## [EXERCISE OBJECTIVE]
Search the data below for "Testgeräte"; list each line that holds it.

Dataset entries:
━━━━

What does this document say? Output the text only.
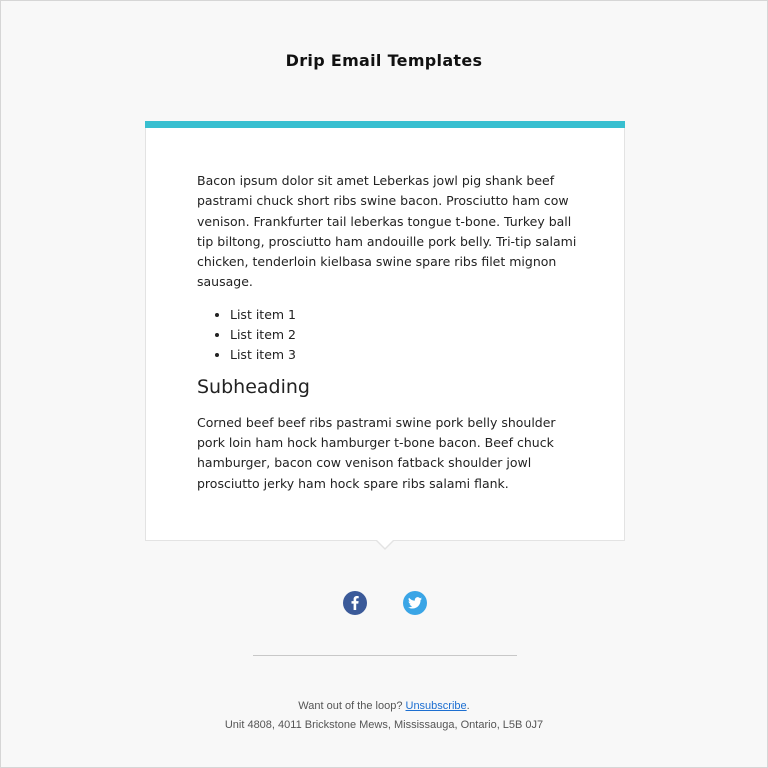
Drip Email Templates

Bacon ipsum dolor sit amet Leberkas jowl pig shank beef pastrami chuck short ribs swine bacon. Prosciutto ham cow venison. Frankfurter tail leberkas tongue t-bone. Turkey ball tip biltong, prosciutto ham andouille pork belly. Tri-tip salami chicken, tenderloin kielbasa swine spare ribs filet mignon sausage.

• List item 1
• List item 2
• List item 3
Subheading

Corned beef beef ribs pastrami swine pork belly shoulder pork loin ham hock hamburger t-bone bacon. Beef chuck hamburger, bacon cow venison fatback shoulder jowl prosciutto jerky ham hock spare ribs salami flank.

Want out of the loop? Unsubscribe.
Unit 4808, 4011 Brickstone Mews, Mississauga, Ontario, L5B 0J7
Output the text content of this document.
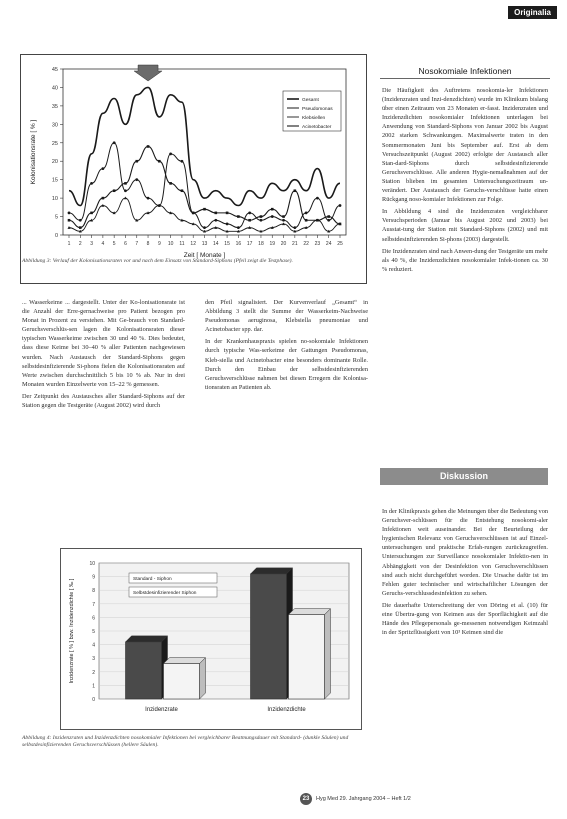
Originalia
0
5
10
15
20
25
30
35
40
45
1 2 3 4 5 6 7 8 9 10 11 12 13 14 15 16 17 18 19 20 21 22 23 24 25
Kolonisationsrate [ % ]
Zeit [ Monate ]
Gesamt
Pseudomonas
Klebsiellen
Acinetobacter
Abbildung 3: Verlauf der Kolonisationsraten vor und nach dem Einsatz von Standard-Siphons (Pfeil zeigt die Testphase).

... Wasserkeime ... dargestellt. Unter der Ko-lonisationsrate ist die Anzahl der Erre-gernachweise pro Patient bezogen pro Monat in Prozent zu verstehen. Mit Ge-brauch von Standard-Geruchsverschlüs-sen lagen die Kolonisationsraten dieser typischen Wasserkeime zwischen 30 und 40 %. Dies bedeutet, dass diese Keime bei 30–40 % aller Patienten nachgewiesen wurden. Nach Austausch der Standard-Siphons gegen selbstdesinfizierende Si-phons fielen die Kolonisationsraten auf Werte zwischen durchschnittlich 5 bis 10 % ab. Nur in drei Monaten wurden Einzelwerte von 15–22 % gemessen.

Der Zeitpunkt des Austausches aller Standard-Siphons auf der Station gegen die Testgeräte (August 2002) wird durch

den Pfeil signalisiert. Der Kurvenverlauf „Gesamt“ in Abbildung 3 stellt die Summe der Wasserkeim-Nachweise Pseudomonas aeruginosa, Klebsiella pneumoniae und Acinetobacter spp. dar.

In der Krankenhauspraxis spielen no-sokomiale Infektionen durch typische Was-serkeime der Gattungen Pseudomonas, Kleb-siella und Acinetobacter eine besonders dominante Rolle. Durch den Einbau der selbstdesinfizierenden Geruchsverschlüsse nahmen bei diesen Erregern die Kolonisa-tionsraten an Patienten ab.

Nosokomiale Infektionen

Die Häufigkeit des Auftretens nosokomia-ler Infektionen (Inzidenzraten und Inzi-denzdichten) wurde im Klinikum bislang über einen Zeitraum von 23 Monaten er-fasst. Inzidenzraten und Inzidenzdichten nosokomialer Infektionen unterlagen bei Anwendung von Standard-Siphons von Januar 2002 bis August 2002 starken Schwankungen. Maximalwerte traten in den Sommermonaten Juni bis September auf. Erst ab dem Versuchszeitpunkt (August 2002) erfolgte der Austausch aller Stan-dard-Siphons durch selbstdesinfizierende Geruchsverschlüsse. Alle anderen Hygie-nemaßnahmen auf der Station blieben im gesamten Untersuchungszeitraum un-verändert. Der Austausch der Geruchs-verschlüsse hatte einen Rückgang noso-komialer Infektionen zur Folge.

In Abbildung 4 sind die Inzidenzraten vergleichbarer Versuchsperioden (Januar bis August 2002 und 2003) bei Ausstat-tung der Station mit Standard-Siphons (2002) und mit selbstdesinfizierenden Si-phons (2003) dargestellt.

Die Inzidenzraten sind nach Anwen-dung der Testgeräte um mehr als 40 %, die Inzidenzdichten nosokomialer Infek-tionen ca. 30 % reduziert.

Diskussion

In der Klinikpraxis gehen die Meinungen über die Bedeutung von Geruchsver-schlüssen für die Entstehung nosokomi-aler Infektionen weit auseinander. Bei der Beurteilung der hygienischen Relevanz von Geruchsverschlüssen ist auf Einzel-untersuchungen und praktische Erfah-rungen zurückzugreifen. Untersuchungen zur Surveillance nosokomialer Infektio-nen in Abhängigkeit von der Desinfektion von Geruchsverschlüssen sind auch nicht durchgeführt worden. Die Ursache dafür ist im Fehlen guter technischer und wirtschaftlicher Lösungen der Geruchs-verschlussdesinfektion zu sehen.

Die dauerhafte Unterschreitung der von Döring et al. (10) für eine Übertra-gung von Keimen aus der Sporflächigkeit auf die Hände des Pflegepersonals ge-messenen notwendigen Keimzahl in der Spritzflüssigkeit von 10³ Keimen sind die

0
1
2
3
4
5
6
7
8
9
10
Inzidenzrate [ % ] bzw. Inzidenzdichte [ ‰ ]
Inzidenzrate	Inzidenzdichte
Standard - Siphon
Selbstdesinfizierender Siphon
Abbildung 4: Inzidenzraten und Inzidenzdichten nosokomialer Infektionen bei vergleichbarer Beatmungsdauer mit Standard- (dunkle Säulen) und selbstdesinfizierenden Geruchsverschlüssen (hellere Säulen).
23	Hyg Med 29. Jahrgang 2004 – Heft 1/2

━━━━

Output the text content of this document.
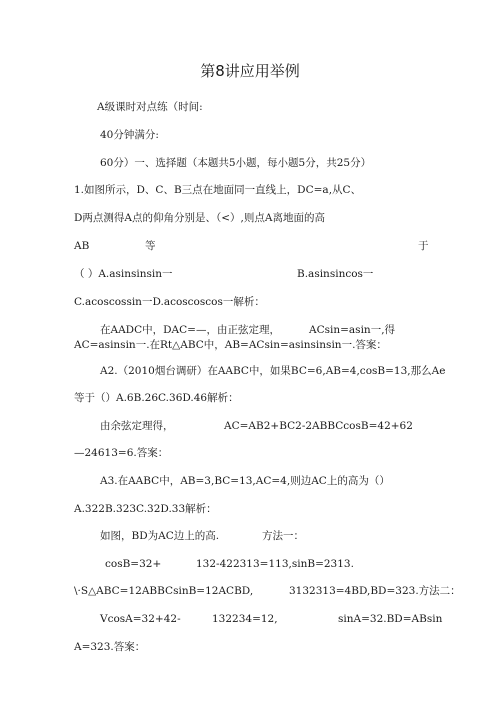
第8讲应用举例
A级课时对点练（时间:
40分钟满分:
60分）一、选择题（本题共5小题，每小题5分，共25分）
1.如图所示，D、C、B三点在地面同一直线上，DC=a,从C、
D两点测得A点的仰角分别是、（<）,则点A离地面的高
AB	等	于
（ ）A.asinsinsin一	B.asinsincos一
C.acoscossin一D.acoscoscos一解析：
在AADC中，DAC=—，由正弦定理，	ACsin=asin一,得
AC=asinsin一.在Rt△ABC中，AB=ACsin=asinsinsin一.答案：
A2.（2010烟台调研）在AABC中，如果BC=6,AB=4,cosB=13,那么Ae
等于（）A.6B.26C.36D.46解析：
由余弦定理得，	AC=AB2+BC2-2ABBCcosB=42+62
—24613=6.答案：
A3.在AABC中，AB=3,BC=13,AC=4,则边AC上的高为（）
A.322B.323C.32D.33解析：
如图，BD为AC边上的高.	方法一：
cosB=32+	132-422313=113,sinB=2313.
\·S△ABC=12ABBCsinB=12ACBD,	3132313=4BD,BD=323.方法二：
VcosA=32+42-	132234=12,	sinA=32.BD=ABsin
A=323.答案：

━━━━

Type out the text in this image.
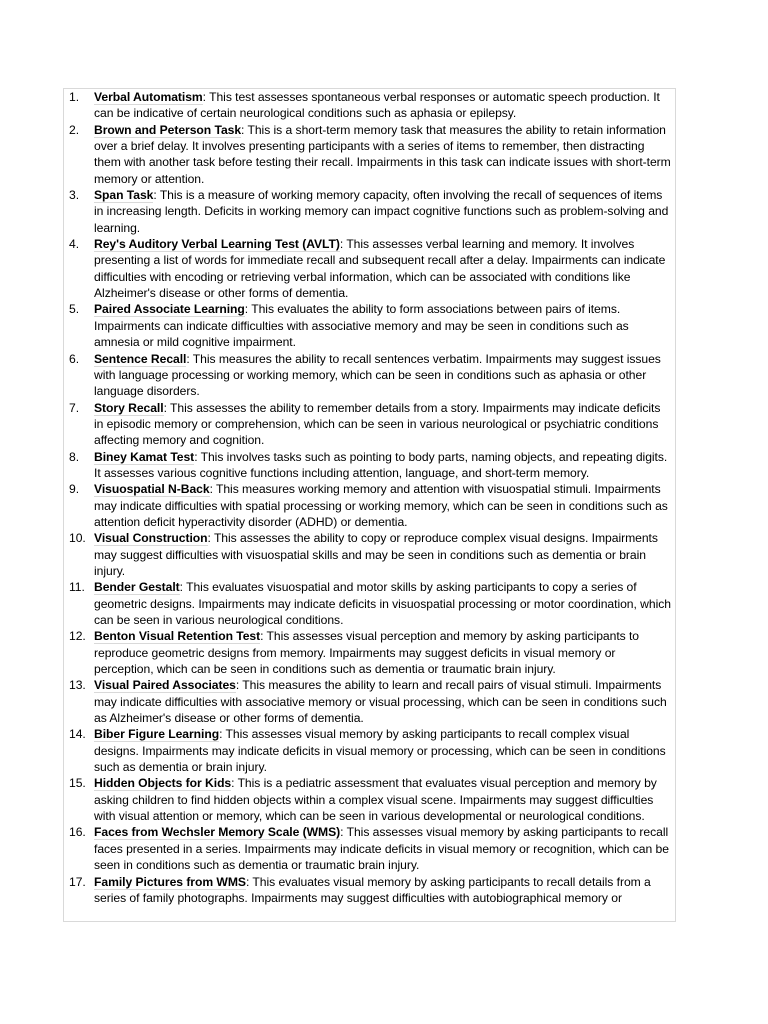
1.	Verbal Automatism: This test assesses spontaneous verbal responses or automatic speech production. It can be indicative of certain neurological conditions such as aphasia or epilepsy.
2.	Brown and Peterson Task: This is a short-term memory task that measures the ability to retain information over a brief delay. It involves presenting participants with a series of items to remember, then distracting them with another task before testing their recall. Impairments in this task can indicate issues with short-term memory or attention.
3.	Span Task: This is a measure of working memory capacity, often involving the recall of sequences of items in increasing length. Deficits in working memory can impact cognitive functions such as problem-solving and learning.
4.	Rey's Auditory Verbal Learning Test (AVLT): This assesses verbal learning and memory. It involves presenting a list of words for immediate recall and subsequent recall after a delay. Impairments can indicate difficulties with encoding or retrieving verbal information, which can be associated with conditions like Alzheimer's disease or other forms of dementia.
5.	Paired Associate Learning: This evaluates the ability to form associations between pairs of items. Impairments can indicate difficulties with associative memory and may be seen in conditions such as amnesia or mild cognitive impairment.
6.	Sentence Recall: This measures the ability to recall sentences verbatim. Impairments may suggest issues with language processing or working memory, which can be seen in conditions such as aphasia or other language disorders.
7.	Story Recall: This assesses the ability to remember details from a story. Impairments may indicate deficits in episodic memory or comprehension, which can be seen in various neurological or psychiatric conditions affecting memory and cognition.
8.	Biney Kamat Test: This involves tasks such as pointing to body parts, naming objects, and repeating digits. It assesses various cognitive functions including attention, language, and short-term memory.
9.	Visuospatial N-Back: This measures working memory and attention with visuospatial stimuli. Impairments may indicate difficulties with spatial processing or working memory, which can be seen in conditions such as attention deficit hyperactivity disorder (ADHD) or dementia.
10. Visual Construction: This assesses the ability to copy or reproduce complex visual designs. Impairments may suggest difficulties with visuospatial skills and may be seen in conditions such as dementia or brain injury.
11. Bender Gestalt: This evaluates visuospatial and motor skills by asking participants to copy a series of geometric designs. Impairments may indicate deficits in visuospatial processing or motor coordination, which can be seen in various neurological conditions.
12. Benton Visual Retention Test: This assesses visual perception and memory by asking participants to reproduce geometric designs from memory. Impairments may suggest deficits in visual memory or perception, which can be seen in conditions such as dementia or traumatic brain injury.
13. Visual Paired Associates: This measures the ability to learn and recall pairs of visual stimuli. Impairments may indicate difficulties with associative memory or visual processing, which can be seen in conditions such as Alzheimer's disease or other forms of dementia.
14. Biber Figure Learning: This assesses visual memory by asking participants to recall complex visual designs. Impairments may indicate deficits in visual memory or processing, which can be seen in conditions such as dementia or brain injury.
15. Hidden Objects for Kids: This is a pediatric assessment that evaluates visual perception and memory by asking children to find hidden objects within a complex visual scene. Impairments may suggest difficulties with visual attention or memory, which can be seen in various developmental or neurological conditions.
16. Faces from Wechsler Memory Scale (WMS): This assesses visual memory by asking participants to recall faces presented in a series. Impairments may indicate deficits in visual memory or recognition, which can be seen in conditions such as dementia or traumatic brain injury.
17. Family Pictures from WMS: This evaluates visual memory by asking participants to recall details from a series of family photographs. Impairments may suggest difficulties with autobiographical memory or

━━━━

## [SOLUTION BELOW]
Der Zeitpunkt des Austausches aller Standard-Siphons auf der Station gegen die Testgeräte (August 2002) wird durch
Die Inzidenzraten sind nach Anwen-dung der Testgeräte um mehr als 40 %, die Inzidenzdichten nosokomialer Infek-tionen ca. 30 % reduziert.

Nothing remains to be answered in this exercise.